Records from a data source:
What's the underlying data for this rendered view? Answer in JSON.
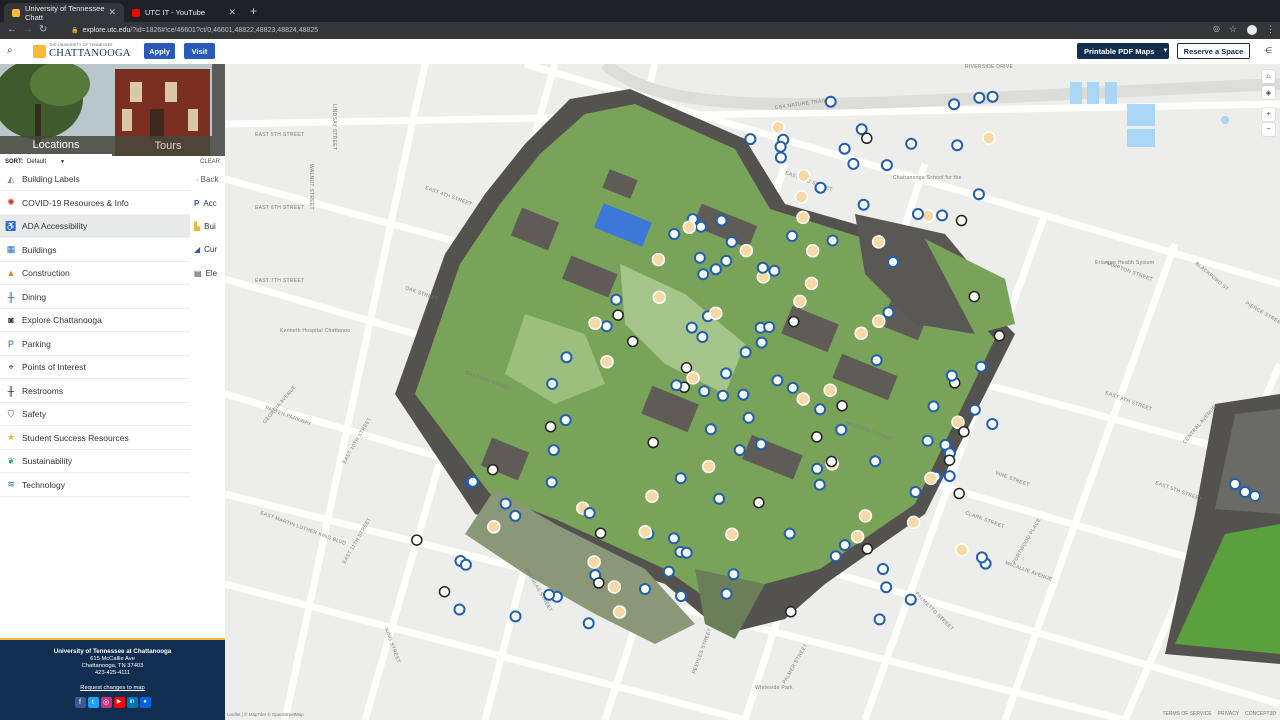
{
  "browser": {
    "tabs": [
      {
        "title": "University of Tennessee Chatt",
        "active": true,
        "favicon_color": "#fdb736"
      },
      {
        "title": "UTC IT - YouTube",
        "active": false,
        "favicon_color": "#ff0000"
      }
    ],
    "new_tab_icon": "plus-icon",
    "url_host": "explore.utc.edu",
    "url_path": "/?id=1826#!ce/46601?ct/0,46601,48822,48823,48824,48825"
  },
  "header": {
    "logo_top": "THE UNIVERSITY OF TENNESSEE",
    "logo_main": "CHATTANOOGA",
    "apply_label": "Apply",
    "visit_label": "Visit",
    "pdf_label": "Printable PDF Maps",
    "reserve_label": "Reserve a Space",
    "accent": "#112e51",
    "gold": "#fdb736"
  },
  "sidebar": {
    "tabs": {
      "locations": "Locations",
      "tours": "Tours"
    },
    "sort_label": "SORT:",
    "sort_value": "Default",
    "clear_label": "CLEAR",
    "categories": [
      {
        "label": "Building Labels",
        "icon": "label-icon",
        "color": "#888"
      },
      {
        "label": "COVID-19 Resources & Info",
        "icon": "virus-icon",
        "color": "#c0392b"
      },
      {
        "label": "ADA Accessibility",
        "icon": "wheelchair-icon",
        "color": "#2a6ebb"
      },
      {
        "label": "Buildings",
        "icon": "building-icon",
        "color": "#2a6ebb"
      },
      {
        "label": "Construction",
        "icon": "warning-icon",
        "color": "#e67e22"
      },
      {
        "label": "Dining",
        "icon": "utensils-icon",
        "color": "#2a6ebb"
      },
      {
        "label": "Explore Chattanooga",
        "icon": "camera-icon",
        "color": "#333"
      },
      {
        "label": "Parking",
        "icon": "parking-icon",
        "color": "#2a6ebb"
      },
      {
        "label": "Points of Interest",
        "icon": "pin-icon",
        "color": "#333"
      },
      {
        "label": "Restrooms",
        "icon": "restroom-icon",
        "color": "#333"
      },
      {
        "label": "Safety",
        "icon": "shield-icon",
        "color": "#2a6ebb"
      },
      {
        "label": "Student Success Resources",
        "icon": "star-icon",
        "color": "#e8b93b"
      },
      {
        "label": "Sustainability",
        "icon": "leaf-icon",
        "color": "#27ae60"
      },
      {
        "label": "Technology",
        "icon": "wifi-icon",
        "color": "#2a6ebb"
      }
    ],
    "subpanel": {
      "back_label": "Back",
      "items": [
        {
          "label": "Acc",
          "icon": "parking-icon"
        },
        {
          "label": "Bui",
          "icon": "building-icon"
        },
        {
          "label": "Cur",
          "icon": "curb-icon"
        },
        {
          "label": "Ele",
          "icon": "elevator-icon"
        }
      ]
    },
    "footer": {
      "name": "University of Tennessee at Chattanooga",
      "street": "615 McCallie Ave",
      "city": "Chattanooga, TN 37403",
      "phone": "423-425-4111",
      "request_link": "Request changes to map",
      "social": [
        "facebook-icon",
        "twitter-icon",
        "instagram-icon",
        "youtube-icon",
        "linkedin-icon",
        "flickr-icon"
      ]
    }
  },
  "map": {
    "street_labels": [
      "RIVERSIDE DRIVE",
      "CSX NATURE TRAIL",
      "EAST 3RD STREET",
      "EAST 4TH STREET",
      "EAST 5TH STREET",
      "EAST 6TH STREET",
      "EAST 7TH STREET",
      "EAST 8TH STREET",
      "EAST 9TH STREET",
      "EAST 10TH STREET",
      "EAST 11TH STREET",
      "OAK STREET",
      "VINE STREET",
      "CLARK STREET",
      "McCALLIE AVENUE",
      "PALMETTO STREET",
      "HOUSTON STREET",
      "CENTRAL AVENUE",
      "PATTEN PARKWAY",
      "GEORGIA AVENUE",
      "LINDSAY STREET",
      "WALNUT STREET",
      "DOUGLAS STREET",
      "KING STREET",
      "PEEPLES STREET",
      "FORTWOOD PLACE",
      "PALMER STREET",
      "EAST MARTIN LUTHER KING BLVD",
      "HAMPTON STREET",
      "BLACKFORD ST",
      "PIERCE STREET",
      "EAST 5TH STREET"
    ],
    "place_labels": [
      "Chattanooga School for the Arts and Sciences",
      "Erlanger Health System",
      "Kenneth Hospital Chattanooga",
      "Whiteside Park"
    ],
    "attribution": "Leaflet | © MapTiler © OpenStreetMap",
    "footer_links": [
      "TERMS OF SERVICE",
      "PRIVACY",
      "CONCEPT3D"
    ],
    "controls": [
      "home-icon",
      "layers-icon",
      "zoom-in-icon",
      "zoom-out-icon"
    ]
  }
}
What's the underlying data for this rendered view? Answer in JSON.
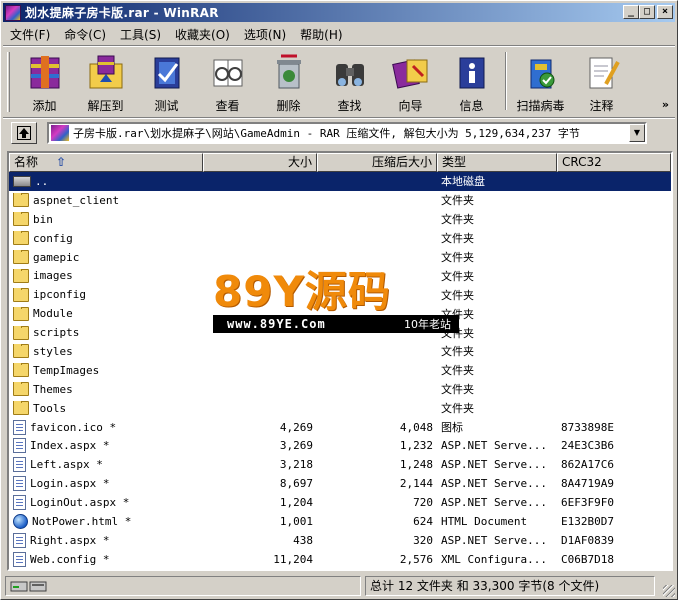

_WORK INSTRUCTIONS_
All the records need to be retyped word for word, except for the pictures.

_RESPONSE FOR THIS EXERCISE_
What's the underlying data for this rendered view? Answer in JSON.
{
  "browser": {
    "tabs": [
      {
        "title": "University of Tennessee Chatt",
        "active": true,
        "favicon_color": "#fdb736"
      },
      {
        "title": "UTC IT - YouTube",
        "active": false,
        "favicon_color": "#ff0000"
      }
    ],
    "new_tab_icon": "plus-icon",
    "url_host": "explore.utc.edu",
    "url_path": "/?id=1826#!ce/46601?ct/0,46601,48822,48823,48824,48825"
  },
  "header": {
    "logo_top": "THE UNIVERSITY OF TENNESSEE",
    "logo_main": "CHATTANOOGA",
    "apply_label": "Apply",
    "visit_label": "Visit",
    "pdf_label": "Printable PDF Maps",
    "reserve_label": "Reserve a Space",
    "accent": "#112e51",
    "gold": "#fdb736"
  },
  "sidebar": {
    "tabs": {
      "locations": "Locations",
      "tours": "Tours"
    },
    "sort_label": "SORT:",
    "sort_value": "Default",
    "clear_label": "CLEAR",
    "categories": [
      {
        "label": "Building Labels",
        "icon": "label-icon",
        "color": "#888"
      },
      {
        "label": "COVID-19 Resources & Info",
        "icon": "virus-icon",
        "color": "#c0392b"
      },
      {
        "label": "ADA Accessibility",
        "icon": "wheelchair-icon",
        "color": "#2a6ebb"
      },
      {
        "label": "Buildings",
        "icon": "building-icon",
        "color": "#2a6ebb"
      },
      {
        "label": "Construction",
        "icon": "warning-icon",
        "color": "#e67e22"
      },
      {
        "label": "Dining",
        "icon": "utensils-icon",
        "color": "#2a6ebb"
      },
      {
        "label": "Explore Chattanooga",
        "icon": "camera-icon",
        "color": "#333"
      },
      {
        "label": "Parking",
        "icon": "parking-icon",
        "color": "#2a6ebb"
      },
      {
        "label": "Points of Interest",
        "icon": "pin-icon",
        "color": "#333"
      },
      {
        "label": "Restrooms",
        "icon": "restroom-icon",
        "color": "#333"
      },
      {
        "label": "Safety",
        "icon": "shield-icon",
        "color": "#2a6ebb"
      },
      {
        "label": "Student Success Resources",
        "icon": "star-icon",
        "color": "#e8b93b"
      },
      {
        "label": "Sustainability",
        "icon": "leaf-icon",
        "color": "#27ae60"
      },
      {
        "label": "Technology",
        "icon": "wifi-icon",
        "color": "#2a6ebb"
      }
    ],
    "subpanel": {
      "back_label": "Back",
      "items": [
        {
          "label": "Acc",
          "icon": "parking-icon"
        },
        {
          "label": "Bui",
          "icon": "building-icon"
        },
        {
          "label": "Cur",
          "icon": "curb-icon"
        },
        {
          "label": "Ele",
          "icon": "elevator-icon"
        }
      ]
    },
    "footer": {
      "name": "University of Tennessee at Chattanooga",
      "street": "615 McCallie Ave",
      "city": "Chattanooga, TN 37403",
      "phone": "423-425-4111",
      "request_link": "Request changes to map",
      "social": [
        "facebook-icon",
        "twitter-icon",
        "instagram-icon",
        "youtube-icon",
        "linkedin-icon",
        "flickr-icon"
      ]
    }
  },
  "map": {
    "street_labels": [
      "RIVERSIDE DRIVE",
      "CSX NATURE TRAIL",
      "EAST 3RD STREET",
      "EAST 4TH STREET",
      "EAST 5TH STREET",
      "EAST 6TH STREET",
      "EAST 7TH STREET",
      "EAST 8TH STREET",
      "EAST 9TH STREET",
      "EAST 10TH STREET",
      "EAST 11TH STREET",
      "OAK STREET",
      "VINE STREET",
      "CLARK STREET",
      "McCALLIE AVENUE",
      "PALMETTO STREET",
      "HOUSTON STREET",
      "CENTRAL AVENUE",
      "PATTEN PARKWAY",
      "GEORGIA AVENUE",
      "LINDSAY STREET",
      "WALNUT STREET",
      "DOUGLAS STREET",
      "KING STREET",
      "PEEPLES STREET",
      "FORTWOOD PLACE",
      "PALMER STREET",
      "EAST MARTIN LUTHER KING BLVD",
      "HAMPTON STREET",
      "BLACKFORD ST",
      "PIERCE STREET",
      "EAST 5TH STREET"
    ],
    "place_labels": [
      "Chattanooga School for the Arts and Sciences",
      "Erlanger Health System",
      "Kenneth Hospital Chattanooga",
      "Whiteside Park"
    ],
    "attribution": "Leaflet | © MapTiler © OpenStreetMap",
    "footer_links": [
      "TERMS OF SERVICE",
      "PRIVACY",
      "CONCEPT3D"
    ],
    "controls": [
      "home-icon",
      "layers-icon",
      "zoom-in-icon",
      "zoom-out-icon"
    ]
  }
}
What's the underlying data for this rendered view? Answer in JSON.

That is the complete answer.